- **TO BE DONE**:
Locate every line that holds the string "true" and copy it.
----
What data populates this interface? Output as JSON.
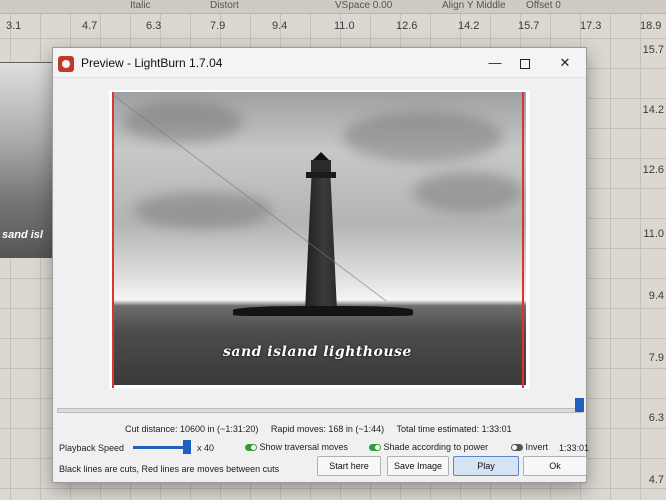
{
  "background": {
    "toolbar": {
      "italic_label": "Italic",
      "distort_label": "Distort",
      "vspace": "VSpace 0.00",
      "align": "Align Y Middle",
      "offset": "Offset 0"
    },
    "ruler_top": [
      "3.1",
      "4.7",
      "6.3",
      "7.9",
      "9.4",
      "11.0",
      "12.6",
      "14.2",
      "15.7",
      "17.3",
      "18.9"
    ],
    "ruler_right": [
      "15.7",
      "14.2",
      "12.6",
      "11.0",
      "9.4",
      "7.9",
      "6.3",
      "4.7"
    ],
    "thumb_text": "sand isl"
  },
  "window": {
    "title": "Preview - LightBurn 1.7.04",
    "min_glyph": "—",
    "close_glyph": "✕"
  },
  "preview": {
    "caption": "sand island lighthouse"
  },
  "progress": {
    "value": 1.0
  },
  "stats": {
    "cut_distance": "Cut distance: 10600 in (~1:31:20)",
    "rapid_moves": "Rapid moves: 168 in (~1:44)",
    "total_time": "Total time estimated: 1:33:01"
  },
  "controls": {
    "playback_speed_label": "Playback Speed",
    "speed_value": "x 40",
    "show_traversal_label": "Show traversal moves",
    "show_traversal_on": true,
    "shade_label": "Shade according to power",
    "shade_on": true,
    "invert_label": "Invert",
    "invert_on": false,
    "time_value": "1:33:01"
  },
  "hint": "Black lines are cuts, Red lines are moves between cuts",
  "buttons": {
    "start_here": "Start here",
    "save_image": "Save Image",
    "play": "Play",
    "ok": "Ok"
  },
  "colors": {
    "accent": "#1f5fbf",
    "cut_line": "#d33333",
    "toggle_on": "#2e9e3a"
  }
}
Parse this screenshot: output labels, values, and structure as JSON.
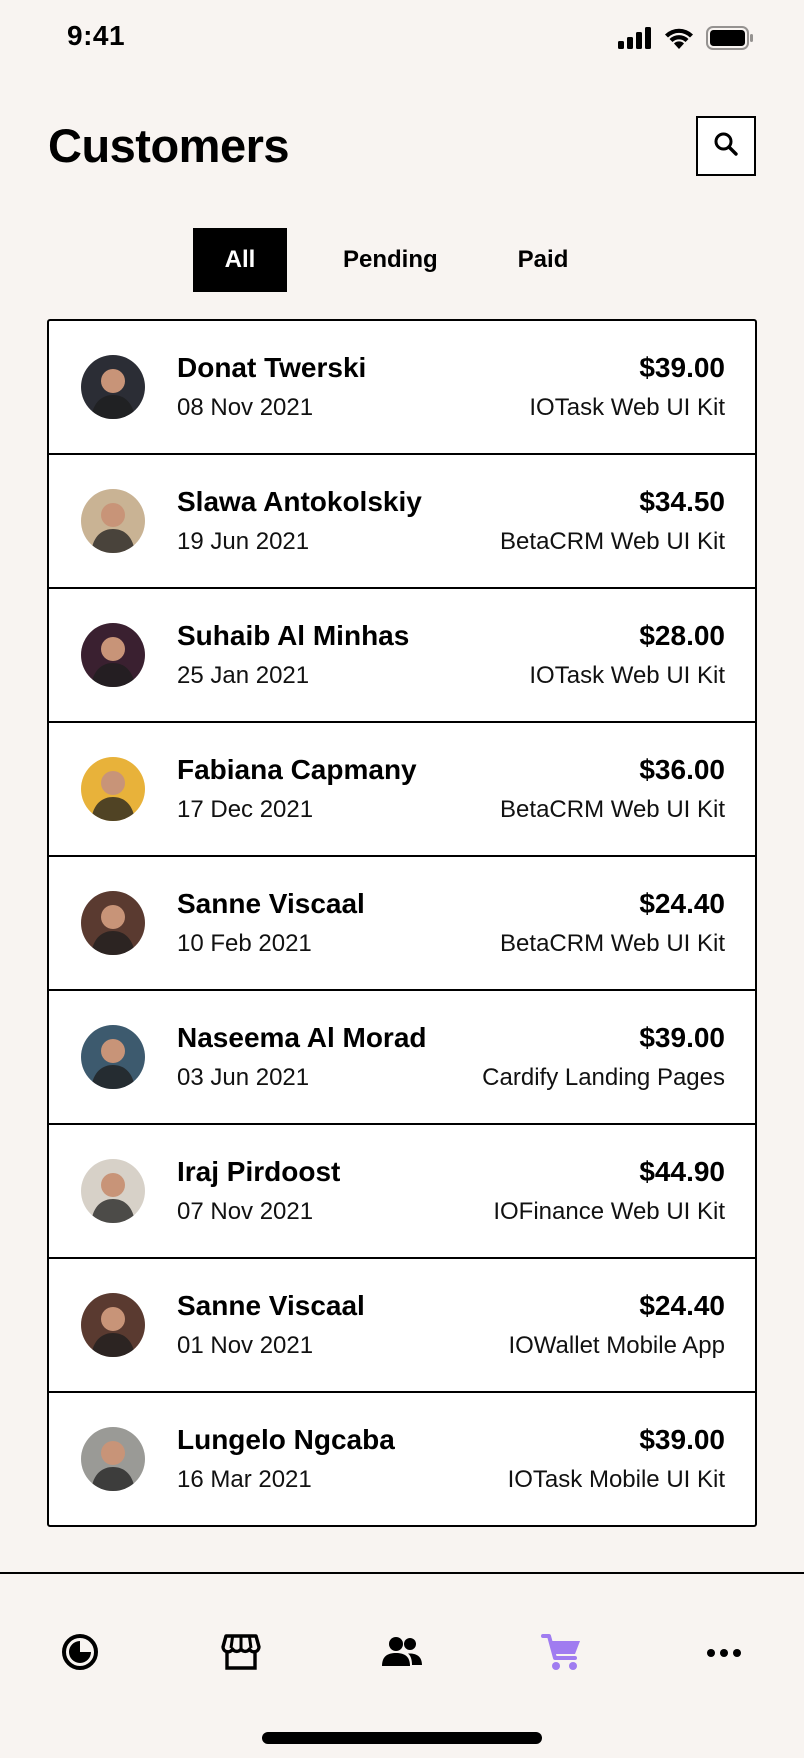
{
  "status_bar": {
    "time": "9:41"
  },
  "header": {
    "title": "Customers"
  },
  "tabs": [
    {
      "label": "All",
      "active": true
    },
    {
      "label": "Pending",
      "active": false
    },
    {
      "label": "Paid",
      "active": false
    }
  ],
  "customers": [
    {
      "name": "Donat Twerski",
      "date": "08 Nov 2021",
      "amount": "$39.00",
      "product": "IOTask Web UI Kit",
      "avatar_color": "#2b2d35"
    },
    {
      "name": "Slawa Antokolskiy",
      "date": "19 Jun 2021",
      "amount": "$34.50",
      "product": "BetaCRM Web UI Kit",
      "avatar_color": "#c9b394"
    },
    {
      "name": "Suhaib Al Minhas",
      "date": "25 Jan 2021",
      "amount": "$28.00",
      "product": "IOTask Web UI Kit",
      "avatar_color": "#3a2030"
    },
    {
      "name": "Fabiana Capmany",
      "date": "17 Dec 2021",
      "amount": "$36.00",
      "product": "BetaCRM Web UI Kit",
      "avatar_color": "#e8b23a"
    },
    {
      "name": "Sanne Viscaal",
      "date": "10 Feb 2021",
      "amount": "$24.40",
      "product": "BetaCRM Web UI Kit",
      "avatar_color": "#5a3a30"
    },
    {
      "name": "Naseema Al Morad",
      "date": "03 Jun 2021",
      "amount": "$39.00",
      "product": "Cardify Landing Pages",
      "avatar_color": "#3d5a6e"
    },
    {
      "name": "Iraj Pirdoost",
      "date": "07 Nov 2021",
      "amount": "$44.90",
      "product": "IOFinance Web UI Kit",
      "avatar_color": "#d7d1c8"
    },
    {
      "name": "Sanne Viscaal",
      "date": "01 Nov 2021",
      "amount": "$24.40",
      "product": "IOWallet Mobile App",
      "avatar_color": "#5a3a30"
    },
    {
      "name": "Lungelo Ngcaba",
      "date": "16 Mar 2021",
      "amount": "$39.00",
      "product": "IOTask Mobile UI Kit",
      "avatar_color": "#9a9a96"
    }
  ],
  "tabbar": [
    {
      "icon": "dashboard-icon",
      "active": false
    },
    {
      "icon": "store-icon",
      "active": false
    },
    {
      "icon": "customers-icon",
      "active": false
    },
    {
      "icon": "cart-icon",
      "active": true
    },
    {
      "icon": "more-icon",
      "active": false
    }
  ],
  "colors": {
    "background": "#f8f4f1",
    "accent": "#a07cf0",
    "text": "#000000"
  }
}
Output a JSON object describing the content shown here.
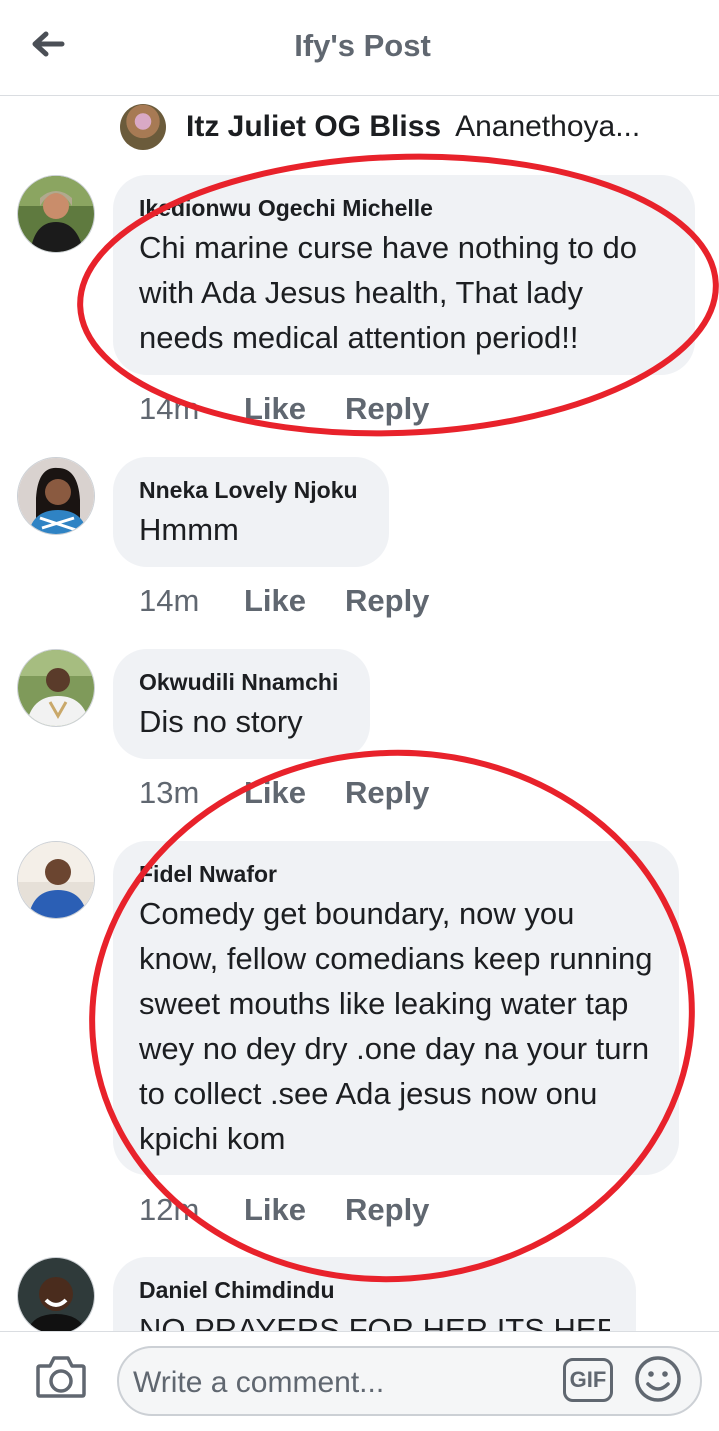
----
- **TASK RESPONSE**:
    "show_traversal_on": true,
    "shade_on": true,
      "active": true
      "active": true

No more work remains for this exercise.